▶ **EXERCISE OBJECTIVE**: Each entry needs to be restated exactly as written.

Collected data entries:
::::::::::
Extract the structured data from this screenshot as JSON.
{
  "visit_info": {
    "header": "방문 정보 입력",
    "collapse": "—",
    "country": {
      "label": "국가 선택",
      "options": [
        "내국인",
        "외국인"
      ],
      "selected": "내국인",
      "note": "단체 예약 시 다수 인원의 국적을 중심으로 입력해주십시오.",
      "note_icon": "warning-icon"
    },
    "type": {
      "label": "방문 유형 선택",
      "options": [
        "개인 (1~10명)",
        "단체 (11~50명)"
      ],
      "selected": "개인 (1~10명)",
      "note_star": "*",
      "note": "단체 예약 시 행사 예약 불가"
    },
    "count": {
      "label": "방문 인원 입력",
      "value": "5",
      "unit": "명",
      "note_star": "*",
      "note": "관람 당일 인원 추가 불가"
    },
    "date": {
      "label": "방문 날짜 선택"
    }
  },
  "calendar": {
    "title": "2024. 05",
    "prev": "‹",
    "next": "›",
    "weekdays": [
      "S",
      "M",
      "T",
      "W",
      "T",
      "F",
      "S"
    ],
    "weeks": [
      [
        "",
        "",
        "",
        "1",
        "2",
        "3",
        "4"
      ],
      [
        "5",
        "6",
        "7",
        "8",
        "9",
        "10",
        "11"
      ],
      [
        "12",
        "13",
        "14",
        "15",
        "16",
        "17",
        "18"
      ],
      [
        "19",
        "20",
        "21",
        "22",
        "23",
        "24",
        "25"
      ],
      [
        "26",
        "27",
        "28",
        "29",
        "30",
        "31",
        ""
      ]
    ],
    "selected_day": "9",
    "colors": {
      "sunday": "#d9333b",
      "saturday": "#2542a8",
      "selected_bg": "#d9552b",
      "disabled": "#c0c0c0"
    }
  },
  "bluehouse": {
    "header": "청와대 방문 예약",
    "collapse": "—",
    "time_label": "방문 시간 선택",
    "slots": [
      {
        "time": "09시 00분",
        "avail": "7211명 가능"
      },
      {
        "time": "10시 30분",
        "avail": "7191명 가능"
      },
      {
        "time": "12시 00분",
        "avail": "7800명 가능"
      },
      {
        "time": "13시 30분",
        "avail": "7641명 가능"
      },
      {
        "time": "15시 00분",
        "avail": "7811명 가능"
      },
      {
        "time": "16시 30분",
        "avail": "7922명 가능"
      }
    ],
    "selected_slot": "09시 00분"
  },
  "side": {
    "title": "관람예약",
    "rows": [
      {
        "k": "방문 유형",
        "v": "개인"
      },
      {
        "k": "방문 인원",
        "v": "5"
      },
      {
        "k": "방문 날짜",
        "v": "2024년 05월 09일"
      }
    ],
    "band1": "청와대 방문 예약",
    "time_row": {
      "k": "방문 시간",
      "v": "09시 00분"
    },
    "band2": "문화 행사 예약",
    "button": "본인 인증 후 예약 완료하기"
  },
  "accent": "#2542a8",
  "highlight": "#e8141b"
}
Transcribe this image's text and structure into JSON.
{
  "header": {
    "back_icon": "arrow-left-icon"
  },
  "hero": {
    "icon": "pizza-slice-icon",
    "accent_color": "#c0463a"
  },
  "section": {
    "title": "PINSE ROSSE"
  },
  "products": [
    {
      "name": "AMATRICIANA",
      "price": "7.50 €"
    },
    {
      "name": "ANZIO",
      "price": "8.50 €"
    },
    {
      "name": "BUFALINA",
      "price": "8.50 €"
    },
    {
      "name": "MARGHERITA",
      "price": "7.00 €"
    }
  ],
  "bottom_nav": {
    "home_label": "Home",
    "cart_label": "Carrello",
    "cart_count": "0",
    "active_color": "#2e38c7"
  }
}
::::::::::
▶ **ANSWER FOR THE TASK**:
Extract the structured data from this screenshot as JSON.
{
  "visit_info": {
    "header": "방문 정보 입력",
    "collapse": "—",
    "country": {
      "label": "국가 선택",
      "options": [
        "내국인",
        "외국인"
      ],
      "selected": "내국인",
      "note": "단체 예약 시 다수 인원의 국적을 중심으로 입력해주십시오.",
      "note_icon": "warning-icon"
    },
    "type": {
      "label": "방문 유형 선택",
      "options": [
        "개인 (1~10명)",
        "단체 (11~50명)"
      ],
      "selected": "개인 (1~10명)",
      "note_star": "*",
      "note": "단체 예약 시 행사 예약 불가"
    },
    "count": {
      "label": "방문 인원 입력",
      "value": "5",
      "unit": "명",
      "note_star": "*",
      "note": "관람 당일 인원 추가 불가"
    },
    "date": {
      "label": "방문 날짜 선택"
    }
  },
  "calendar": {
    "title": "2024. 05",
    "prev": "‹",
    "next": "›",
    "weekdays": [
      "S",
      "M",
      "T",
      "W",
      "T",
      "F",
      "S"
    ],
    "weeks": [
      [
        "",
        "",
        "",
        "1",
        "2",
        "3",
        "4"
      ],
      [
        "5",
        "6",
        "7",
        "8",
        "9",
        "10",
        "11"
      ],
      [
        "12",
        "13",
        "14",
        "15",
        "16",
        "17",
        "18"
      ],
      [
        "19",
        "20",
        "21",
        "22",
        "23",
        "24",
        "25"
      ],
      [
        "26",
        "27",
        "28",
        "29",
        "30",
        "31",
        ""
      ]
    ],
    "selected_day": "9",
    "colors": {
      "sunday": "#d9333b",
      "saturday": "#2542a8",
      "selected_bg": "#d9552b",
      "disabled": "#c0c0c0"
    }
  },
  "bluehouse": {
    "header": "청와대 방문 예약",
    "collapse": "—",
    "time_label": "방문 시간 선택",
    "slots": [
      {
        "time": "09시 00분",
        "avail": "7211명 가능"
      },
      {
        "time": "10시 30분",
        "avail": "7191명 가능"
      },
      {
        "time": "12시 00분",
        "avail": "7800명 가능"
      },
      {
        "time": "13시 30분",
        "avail": "7641명 가능"
      },
      {
        "time": "15시 00분",
        "avail": "7811명 가능"
      },
      {
        "time": "16시 30분",
        "avail": "7922명 가능"
      }
    ],
    "selected_slot": "09시 00분"
  },
  "side": {
    "title": "관람예약",
    "rows": [
      {
        "k": "방문 유형",
        "v": "개인"
      },
      {
        "k": "방문 인원",
        "v": "5"
      },
      {
        "k": "방문 날짜",
        "v": "2024년 05월 09일"
      }
    ],
    "band1": "청와대 방문 예약",
    "time_row": {
      "k": "방문 시간",
      "v": "09시 00분"
    },
    "band2": "문화 행사 예약",
    "button": "본인 인증 후 예약 완료하기"
  },
  "accent": "#2542a8",
  "highlight": "#e8141b"
}
Transcribe this image's text and structure into JSON.
{
  "header": {
    "back_icon": "arrow-left-icon"
  },
  "hero": {
    "icon": "pizza-slice-icon",
    "accent_color": "#c0463a"
  },
  "section": {
    "title": "PINSE ROSSE"
  },
  "products": [
    {
      "name": "AMATRICIANA",
      "price": "7.50 €"
    },
    {
      "name": "ANZIO",
      "price": "8.50 €"
    },
    {
      "name": "BUFALINA",
      "price": "8.50 €"
    },
    {
      "name": "MARGHERITA",
      "price": "7.00 €"
    }
  ],
  "bottom_nav": {
    "home_label": "Home",
    "cart_label": "Carrello",
    "cart_count": "0",
    "active_color": "#2e38c7"
  }
}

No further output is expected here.